[The task] From the first line to the last, print the records exactly, leaving out the pictures.

[Recorded information]
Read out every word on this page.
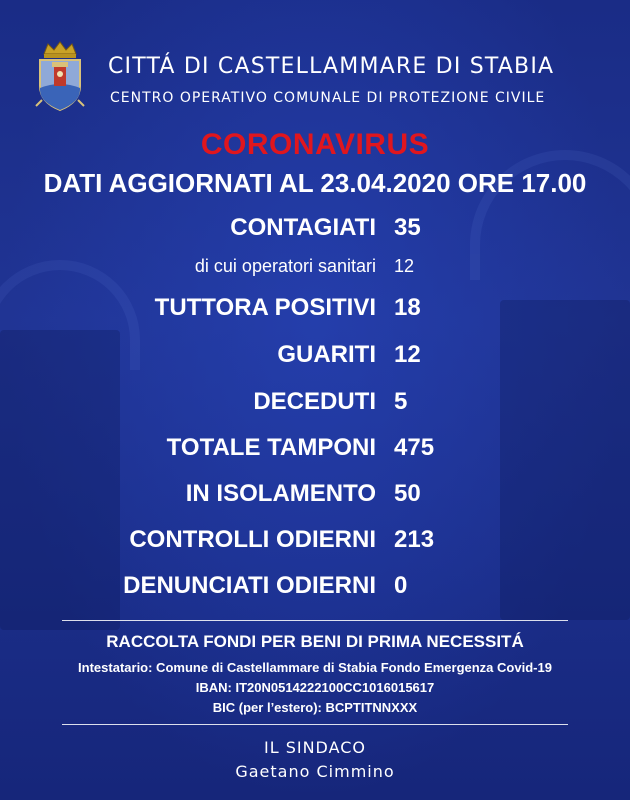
CITTÁ DI CASTELLAMMARE DI STABIA
CENTRO OPERATIVO COMUNALE DI PROTEZIONE CIVILE
CORONAVIRUS
DATI AGGIORNATI AL 23.04.2020 ORE 17.00
CONTAGIATI 35
di cui operatori sanitari 12
TUTTORA POSITIVI 18
GUARITI 12
DECEDUTI 5
TOTALE TAMPONI 475
IN ISOLAMENTO 50
CONTROLLI ODIERNI 213
DENUNCIATI ODIERNI 0
RACCOLTA FONDI PER BENI DI PRIMA NECESSITÁ
Intestatario: Comune di Castellammare di Stabia Fondo Emergenza Covid-19
IBAN: IT20N0514222100CC1016015617
BIC (per l’estero): BCPTITNNXXX
IL SINDACO
Gaetano Cimmino
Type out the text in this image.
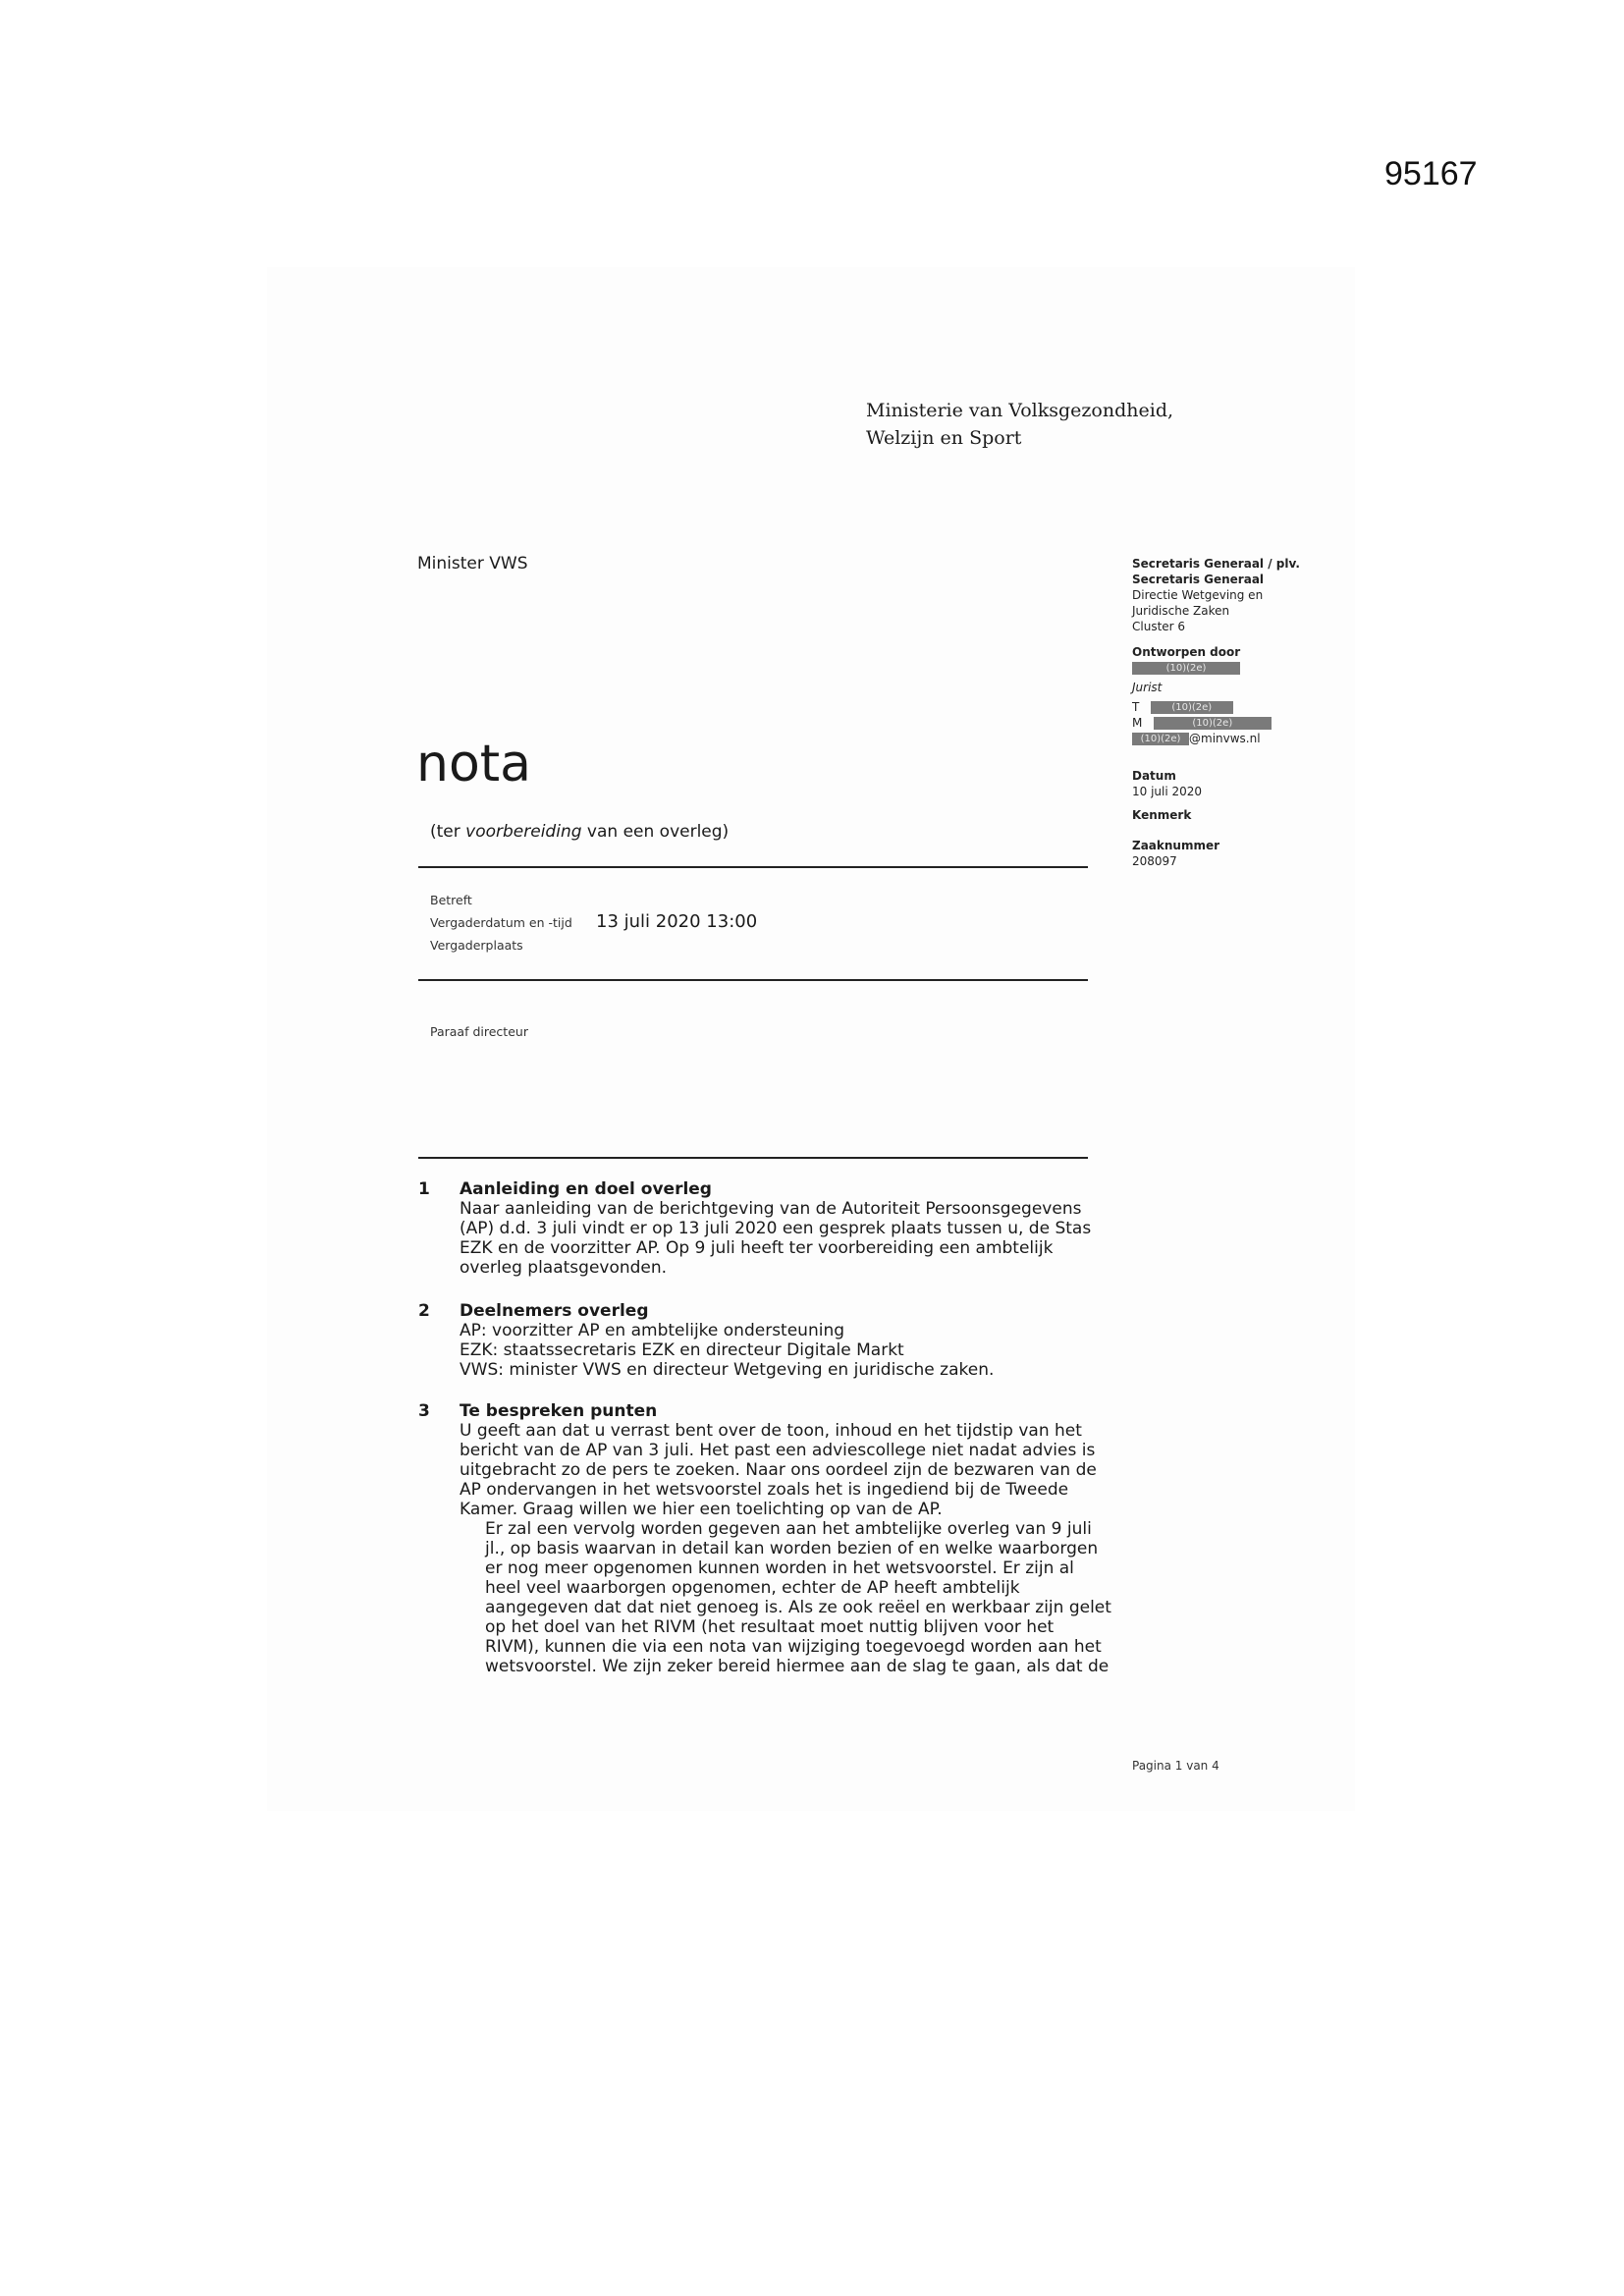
95167
Ministerie van Volksgezondheid,
Welzijn en Sport
Minister VWS
nota
(ter voorbereiding van een overleg)
Betreft
Vergaderdatum en -tijd
Vergaderplaats
13 juli 2020 13:00
Paraaf directeur
1 Aanleiding en doel overleg
Naar aanleiding van de berichtgeving van de Autoriteit Persoonsgegevens
(AP) d.d. 3 juli vindt er op 13 juli 2020 een gesprek plaats tussen u, de Stas
EZK en de voorzitter AP. Op 9 juli heeft ter voorbereiding een ambtelijk
overleg plaatsgevonden.
2 Deelnemers overleg
AP: voorzitter AP en ambtelijke ondersteuning
EZK: staatssecretaris EZK en directeur Digitale Markt
VWS: minister VWS en directeur Wetgeving en juridische zaken.
3 Te bespreken punten
U geeft aan dat u verrast bent over de toon, inhoud en het tijdstip van het
bericht van de AP van 3 juli. Het past een adviescollege niet nadat advies is
uitgebracht zo de pers te zoeken. Naar ons oordeel zijn de bezwaren van de
AP ondervangen in het wetsvoorstel zoals het is ingediend bij de Tweede
Kamer. Graag willen we hier een toelichting op van de AP.
Er zal een vervolg worden gegeven aan het ambtelijke overleg van 9 juli
jl., op basis waarvan in detail kan worden bezien of en welke waarborgen
er nog meer opgenomen kunnen worden in het wetsvoorstel. Er zijn al
heel veel waarborgen opgenomen, echter de AP heeft ambtelijk
aangegeven dat dat niet genoeg is. Als ze ook reëel en werkbaar zijn gelet
op het doel van het RIVM (het resultaat moet nuttig blijven voor het
RIVM), kunnen die via een nota van wijziging toegevoegd worden aan het
wetsvoorstel. We zijn zeker bereid hiermee aan de slag te gaan, als dat de
Secretaris Generaal / plv.
Secretaris Generaal
Directie Wetgeving en
Juridische Zaken
Cluster 6
Ontworpen door
(10)(2e)
Jurist
T	(10)(2e)
M	(10)(2e)
(10)(2e) @minvws.nl
Datum
10 juli 2020
Kenmerk
Zaaknummer
208097
Pagina 1 van 4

[Answer space]
Read out every word on this page.
CITTÁ DI CASTELLAMMARE DI STABIA
CENTRO OPERATIVO COMUNALE DI PROTEZIONE CIVILE
CORONAVIRUS
DATI AGGIORNATI AL 23.04.2020 ORE 17.00
CONTAGIATI 35
di cui operatori sanitari 12
TUTTORA POSITIVI 18
GUARITI 12
DECEDUTI 5
TOTALE TAMPONI 475
IN ISOLAMENTO 50
CONTROLLI ODIERNI 213
DENUNCIATI ODIERNI 0
RACCOLTA FONDI PER BENI DI PRIMA NECESSITÁ
Intestatario: Comune di Castellammare di Stabia Fondo Emergenza Covid-19
IBAN: IT20N0514222100CC1016015617
BIC (per l’estero): BCPTITNNXXX
IL SINDACO
Gaetano Cimmino
Type out the text in this image.
95167
Ministerie van Volksgezondheid,
Welzijn en Sport
Minister VWS
nota
(ter voorbereiding van een overleg)
Betreft
Vergaderdatum en -tijd
Vergaderplaats
13 juli 2020 13:00
Paraaf directeur
1 Aanleiding en doel overleg
Naar aanleiding van de berichtgeving van de Autoriteit Persoonsgegevens
(AP) d.d. 3 juli vindt er op 13 juli 2020 een gesprek plaats tussen u, de Stas
EZK en de voorzitter AP. Op 9 juli heeft ter voorbereiding een ambtelijk
overleg plaatsgevonden.
2 Deelnemers overleg
AP: voorzitter AP en ambtelijke ondersteuning
EZK: staatssecretaris EZK en directeur Digitale Markt
VWS: minister VWS en directeur Wetgeving en juridische zaken.
3 Te bespreken punten
U geeft aan dat u verrast bent over de toon, inhoud en het tijdstip van het
bericht van de AP van 3 juli. Het past een adviescollege niet nadat advies is
uitgebracht zo de pers te zoeken. Naar ons oordeel zijn de bezwaren van de
AP ondervangen in het wetsvoorstel zoals het is ingediend bij de Tweede
Kamer. Graag willen we hier een toelichting op van de AP.
Er zal een vervolg worden gegeven aan het ambtelijke overleg van 9 juli
jl., op basis waarvan in detail kan worden bezien of en welke waarborgen
er nog meer opgenomen kunnen worden in het wetsvoorstel. Er zijn al
heel veel waarborgen opgenomen, echter de AP heeft ambtelijk
aangegeven dat dat niet genoeg is. Als ze ook reëel en werkbaar zijn gelet
op het doel van het RIVM (het resultaat moet nuttig blijven voor het
RIVM), kunnen die via een nota van wijziging toegevoegd worden aan het
wetsvoorstel. We zijn zeker bereid hiermee aan de slag te gaan, als dat de
Secretaris Generaal / plv.
Secretaris Generaal
Directie Wetgeving en
Juridische Zaken
Cluster 6
Ontworpen door
(10)(2e)
Jurist
T	(10)(2e)
M	(10)(2e)
(10)(2e) @minvws.nl
Datum
10 juli 2020
Kenmerk
Zaaknummer
208097
Pagina 1 van 4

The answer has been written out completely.